# Set problem
Find the lines holding the string "다음단계" in the data, then copy all of them.

# Data records
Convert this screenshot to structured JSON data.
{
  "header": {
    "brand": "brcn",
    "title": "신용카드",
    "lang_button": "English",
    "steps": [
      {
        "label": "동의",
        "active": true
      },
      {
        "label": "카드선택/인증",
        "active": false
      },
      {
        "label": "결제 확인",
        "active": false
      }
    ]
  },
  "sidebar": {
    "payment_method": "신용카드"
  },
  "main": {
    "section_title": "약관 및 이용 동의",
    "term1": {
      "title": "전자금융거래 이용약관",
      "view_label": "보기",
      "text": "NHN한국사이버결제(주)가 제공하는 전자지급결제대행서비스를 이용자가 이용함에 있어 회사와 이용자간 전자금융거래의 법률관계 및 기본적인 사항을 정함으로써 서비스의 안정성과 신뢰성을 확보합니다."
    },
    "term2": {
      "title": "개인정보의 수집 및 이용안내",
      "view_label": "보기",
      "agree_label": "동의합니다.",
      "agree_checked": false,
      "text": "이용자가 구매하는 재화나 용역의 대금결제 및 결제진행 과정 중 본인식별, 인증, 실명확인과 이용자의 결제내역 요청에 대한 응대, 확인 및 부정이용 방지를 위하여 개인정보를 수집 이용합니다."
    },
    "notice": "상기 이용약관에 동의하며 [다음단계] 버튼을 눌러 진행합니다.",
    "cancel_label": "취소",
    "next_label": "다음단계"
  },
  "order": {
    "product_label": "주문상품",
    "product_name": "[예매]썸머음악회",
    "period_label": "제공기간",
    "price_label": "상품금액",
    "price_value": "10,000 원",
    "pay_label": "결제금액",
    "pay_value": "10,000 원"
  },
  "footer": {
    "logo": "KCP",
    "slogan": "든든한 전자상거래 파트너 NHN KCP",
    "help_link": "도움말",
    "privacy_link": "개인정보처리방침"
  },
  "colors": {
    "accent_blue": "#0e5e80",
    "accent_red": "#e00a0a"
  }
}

# Answer to the task
    "notice": "상기 이용약관에 동의하며 [다음단계] 버튼을 눌러 진행합니다.",
    "next_label": "다음단계"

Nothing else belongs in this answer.